(演習の指示):
1) 次の記述(a)〜(c)が本文抜粋の内容と一致するかどうかを判定し、それぞれ「はい」または「いいえ」で答えてください。判断の根拠となる本文の語句を正確に引用して添えてください。
(a) 著者は40年にわたって患者を診てきた。
(b) 大学に来る患者には、寝たきりの人や動けない超高齢者が多かった。
(c) 脳梗塞になっても、よい大きな病院で治療すれば元の健康な体に戻すことができる。
2) 本文抜粋に基づき、次の問いに答えてください。
(a) 著者の40年にわたる診療のうち、一私立病院での期間は何年ですか。
(b) 著者が脳梗塞の前ぶれとして新たな病態ととらえたものは何ですか。
(c) 花を枯れさせないために、常に注意し管理しなければならないものは何ですか。

(本文抜粋):

今回は、2009年に腎研クリニック院長 金澤 武道 の著書「脳梗塞は治る前に治せる!」の「はじめに」をお届けします。
病気の前に未病という状態を定義し、脳梗塞が発症していなくても既に病気であると自覚して治療に当たらなければならないと説いています。未病段階で治療を行わずせっかくの人生が台無しになってしまう。そんな辛い思いをする患者を一人でも減らしたい医師としての強い使命感から、脳梗塞になる前に治せるということを訴えた書籍です。
(以下、院長 金澤 武道著書「脳梗塞は治る前に治せる!」からの引用)
はじめに
枯れた花はどんなに心をかけても元には戻りません。
あの美しい姿も少しの油断から、取り返しのつかない姿に化してしまいます。
病気もそんな気がします。
脳梗塞になってしまうと、どんなによい大きな病院で治療しようとも、元の健康な体に戻すことができません。ほとんどの患者が片麻痺となり、言語障害を残して社会の一線から姿を消していきます。どんなに仕事をしたくてもできない。こんな悲しいことがあるでしょうか。
命が助かればよいというものではありません。その後に迫る悲劇が、助かった命を呪うかのように自らの尊厳性を破壊していきます。
脳梗塞とはそんな病気です。それほどに人間を震撼させる病気なのです。
私は長い間大学の研究室で研究し、一私立病院の10年を含めて40年にわたって患者を診てきました。大学に来る患者は寝たきりの人や動けない超高齢者は極めてまれで、一人で歩き、よくなると歩いて帰ることがほとんどです。しかし地方の一私立病院に勤務するようになってからは、診る患者の質が一変しました。大病院から脳卒中急性期の過ぎた片麻痺や言語障害を持った患者が搬送されてきます。あたかも脳卒中急性期から生命を保ち得たことに治療の最先端を施したんだと言わんばかりに。
しかし患者の、家族の苦悩はそこから始まるのです。あたかも生命を呪うかのように、排泄物の後始末ができない、嚥下(えんげ:食べ物を口の中で噛み、飲み込みやすい大きさに変えて口から喉、食道、胃へ飲み送り込むこと)ができないために胃にチュープを通したりと、人間の尊厳性を破壊しかねない人生が待ち構えているのです。
私はこの現状をみて、これでは医療の意義がない、生かすことが患者をさらに苦境に陥れる結果になってしまうことを認識し、なんとかしてこの現状を救わなければならないと考えました。
悲しいかな現代医学は、この病気を治療して後遺症を防ぐことは不可能に近い、なぜなら発症して短時間のうちに治療しないとほとんど後遺症を残してしまうからです。それは脳の血管と神経組織との関係をみると理解できます。
それでは、一体どうすれば脳梗塞の後遺症から患者を守ることができるだろうかと考え、私は漢方から脱した未病医療に挑戦しました。
脳梗塞の前ぶれである「脳梗塞未病」を新たな病態としてとらえ、この状態に対して治療するのです。即ち、病気から未病への発想の転換です。
そしてこの治療によって脳梗塞の発症を防ぎ、後遺症からも守れることを確信しました。ここでは脳梗塞未病への道のりとその成果について述べます。
花を枯れさせないためには、常に水分と栄養に注意し、管理しなければなりません。
美しい花を守る心が、美しい人間生活を守るための心へと変えられることを念願しなから、本書がお役に立っことを心から願っています。

(データセット):
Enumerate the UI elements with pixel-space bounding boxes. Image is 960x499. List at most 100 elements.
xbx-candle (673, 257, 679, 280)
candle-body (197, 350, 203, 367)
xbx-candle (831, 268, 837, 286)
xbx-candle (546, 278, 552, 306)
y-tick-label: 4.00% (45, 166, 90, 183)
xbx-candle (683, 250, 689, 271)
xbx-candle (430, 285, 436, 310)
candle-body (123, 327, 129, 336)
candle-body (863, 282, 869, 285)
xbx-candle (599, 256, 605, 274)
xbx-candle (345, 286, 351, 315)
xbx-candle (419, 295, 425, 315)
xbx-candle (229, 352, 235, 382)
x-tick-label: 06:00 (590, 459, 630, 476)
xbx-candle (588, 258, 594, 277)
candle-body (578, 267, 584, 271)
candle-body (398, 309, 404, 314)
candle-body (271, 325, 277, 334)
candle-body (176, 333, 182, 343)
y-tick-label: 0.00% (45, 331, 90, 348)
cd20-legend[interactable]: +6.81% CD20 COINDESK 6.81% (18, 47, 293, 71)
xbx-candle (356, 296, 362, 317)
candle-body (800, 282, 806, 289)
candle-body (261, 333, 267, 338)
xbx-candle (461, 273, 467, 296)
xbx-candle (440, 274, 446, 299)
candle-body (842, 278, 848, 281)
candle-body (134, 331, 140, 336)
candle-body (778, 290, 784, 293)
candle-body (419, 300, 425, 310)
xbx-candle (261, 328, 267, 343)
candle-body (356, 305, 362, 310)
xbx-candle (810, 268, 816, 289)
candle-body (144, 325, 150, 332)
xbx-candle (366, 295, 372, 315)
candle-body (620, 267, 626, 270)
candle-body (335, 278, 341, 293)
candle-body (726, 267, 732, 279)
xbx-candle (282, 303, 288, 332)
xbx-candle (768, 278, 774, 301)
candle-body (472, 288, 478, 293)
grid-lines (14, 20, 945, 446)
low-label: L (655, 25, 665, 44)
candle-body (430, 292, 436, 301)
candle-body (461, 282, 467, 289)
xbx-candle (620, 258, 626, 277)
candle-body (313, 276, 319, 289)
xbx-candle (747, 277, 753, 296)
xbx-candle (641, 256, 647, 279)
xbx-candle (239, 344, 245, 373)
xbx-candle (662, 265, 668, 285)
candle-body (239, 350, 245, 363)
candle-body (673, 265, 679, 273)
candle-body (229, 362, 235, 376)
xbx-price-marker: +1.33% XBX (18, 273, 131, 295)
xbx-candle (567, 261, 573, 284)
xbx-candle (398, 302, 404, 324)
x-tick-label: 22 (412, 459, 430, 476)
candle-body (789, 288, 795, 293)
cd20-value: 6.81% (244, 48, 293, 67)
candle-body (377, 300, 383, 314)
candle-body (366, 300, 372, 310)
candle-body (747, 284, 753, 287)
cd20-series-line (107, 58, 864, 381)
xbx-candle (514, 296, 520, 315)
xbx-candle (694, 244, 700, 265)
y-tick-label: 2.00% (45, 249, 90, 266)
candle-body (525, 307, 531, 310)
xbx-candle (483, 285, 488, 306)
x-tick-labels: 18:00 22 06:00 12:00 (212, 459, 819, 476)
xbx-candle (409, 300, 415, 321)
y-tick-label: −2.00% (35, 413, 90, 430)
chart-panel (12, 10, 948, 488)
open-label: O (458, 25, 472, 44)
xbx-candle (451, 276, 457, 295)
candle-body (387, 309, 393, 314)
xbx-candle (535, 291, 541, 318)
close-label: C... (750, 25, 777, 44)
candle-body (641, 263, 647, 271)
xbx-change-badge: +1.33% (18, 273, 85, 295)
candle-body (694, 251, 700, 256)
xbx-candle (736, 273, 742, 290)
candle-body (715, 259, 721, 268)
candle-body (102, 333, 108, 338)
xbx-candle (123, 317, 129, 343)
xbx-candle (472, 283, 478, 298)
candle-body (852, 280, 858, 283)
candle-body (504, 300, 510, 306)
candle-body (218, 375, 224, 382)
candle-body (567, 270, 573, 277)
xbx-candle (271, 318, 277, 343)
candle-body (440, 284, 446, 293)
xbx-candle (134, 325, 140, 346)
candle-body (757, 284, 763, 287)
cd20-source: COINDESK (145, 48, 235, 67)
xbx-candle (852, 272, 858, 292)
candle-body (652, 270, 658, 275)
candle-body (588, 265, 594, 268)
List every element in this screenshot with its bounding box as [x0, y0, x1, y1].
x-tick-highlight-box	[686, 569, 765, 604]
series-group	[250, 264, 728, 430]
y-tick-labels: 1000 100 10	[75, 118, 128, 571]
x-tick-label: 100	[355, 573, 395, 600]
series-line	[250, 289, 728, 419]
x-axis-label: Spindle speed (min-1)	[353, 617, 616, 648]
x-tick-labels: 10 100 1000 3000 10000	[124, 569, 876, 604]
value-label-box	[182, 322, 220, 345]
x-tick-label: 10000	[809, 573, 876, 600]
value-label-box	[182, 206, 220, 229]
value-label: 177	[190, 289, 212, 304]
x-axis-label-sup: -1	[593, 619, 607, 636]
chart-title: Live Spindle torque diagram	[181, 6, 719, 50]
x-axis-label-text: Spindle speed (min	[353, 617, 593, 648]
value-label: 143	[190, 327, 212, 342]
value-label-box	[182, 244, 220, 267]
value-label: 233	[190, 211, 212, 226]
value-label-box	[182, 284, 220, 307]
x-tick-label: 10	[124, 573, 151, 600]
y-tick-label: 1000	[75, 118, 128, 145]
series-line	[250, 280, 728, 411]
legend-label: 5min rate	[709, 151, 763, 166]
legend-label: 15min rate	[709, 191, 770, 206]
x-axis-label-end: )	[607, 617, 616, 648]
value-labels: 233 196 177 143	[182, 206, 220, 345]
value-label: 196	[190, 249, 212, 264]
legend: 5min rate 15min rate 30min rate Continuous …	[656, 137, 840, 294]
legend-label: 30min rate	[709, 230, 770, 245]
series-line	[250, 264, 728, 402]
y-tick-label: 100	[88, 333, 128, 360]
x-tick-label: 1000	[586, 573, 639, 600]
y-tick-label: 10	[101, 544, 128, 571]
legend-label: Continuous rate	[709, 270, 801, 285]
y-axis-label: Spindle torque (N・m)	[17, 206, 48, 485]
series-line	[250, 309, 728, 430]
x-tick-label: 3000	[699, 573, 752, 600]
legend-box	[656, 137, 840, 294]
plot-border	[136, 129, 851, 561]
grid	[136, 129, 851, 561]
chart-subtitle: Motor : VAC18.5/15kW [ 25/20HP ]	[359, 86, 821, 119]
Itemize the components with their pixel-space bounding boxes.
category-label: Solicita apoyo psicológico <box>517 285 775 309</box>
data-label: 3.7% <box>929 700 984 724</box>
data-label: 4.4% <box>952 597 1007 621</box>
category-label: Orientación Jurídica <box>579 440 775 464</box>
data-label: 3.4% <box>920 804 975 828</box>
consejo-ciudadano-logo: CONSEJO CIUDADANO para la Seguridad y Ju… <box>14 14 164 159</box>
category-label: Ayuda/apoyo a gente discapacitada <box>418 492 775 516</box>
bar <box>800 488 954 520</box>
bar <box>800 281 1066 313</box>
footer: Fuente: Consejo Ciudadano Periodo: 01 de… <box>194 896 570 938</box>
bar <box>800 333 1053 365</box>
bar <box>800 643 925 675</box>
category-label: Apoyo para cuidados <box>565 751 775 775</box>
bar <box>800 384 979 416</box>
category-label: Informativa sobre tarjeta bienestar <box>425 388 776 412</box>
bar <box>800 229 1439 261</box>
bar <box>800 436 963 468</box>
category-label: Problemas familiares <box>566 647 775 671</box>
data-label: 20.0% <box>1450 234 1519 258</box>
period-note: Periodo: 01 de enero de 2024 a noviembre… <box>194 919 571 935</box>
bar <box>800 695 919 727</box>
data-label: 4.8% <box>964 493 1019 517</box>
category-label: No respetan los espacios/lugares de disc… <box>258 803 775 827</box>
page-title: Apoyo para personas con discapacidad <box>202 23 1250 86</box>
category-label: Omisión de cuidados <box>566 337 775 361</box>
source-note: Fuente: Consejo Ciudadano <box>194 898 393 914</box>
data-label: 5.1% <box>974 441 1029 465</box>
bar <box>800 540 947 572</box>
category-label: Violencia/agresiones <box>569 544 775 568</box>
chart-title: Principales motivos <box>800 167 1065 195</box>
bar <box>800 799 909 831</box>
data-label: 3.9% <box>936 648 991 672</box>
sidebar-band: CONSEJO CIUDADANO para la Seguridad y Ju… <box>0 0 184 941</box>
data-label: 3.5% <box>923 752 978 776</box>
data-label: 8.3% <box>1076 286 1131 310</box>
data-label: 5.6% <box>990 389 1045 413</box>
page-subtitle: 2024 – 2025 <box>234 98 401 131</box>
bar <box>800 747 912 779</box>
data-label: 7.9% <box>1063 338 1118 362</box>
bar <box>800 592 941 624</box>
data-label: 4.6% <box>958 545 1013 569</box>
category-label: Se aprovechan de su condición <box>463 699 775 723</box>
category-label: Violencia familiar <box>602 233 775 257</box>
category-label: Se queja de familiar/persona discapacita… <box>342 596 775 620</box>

(演習の結果):
1)
(a) はい。「一私立病院の10年を含めて40年にわたって患者を診てきました」
(b) いいえ。「大学に来る患者は寝たきりの人や動けない超高齢者は極めてまれで」
(c) いいえ。「どんなによい大きな病院で治療しようとも、元の健康な体に戻すことができません」

2)
(a) 10年
(b) 「脳梗塞未病」
(c) 水分と栄養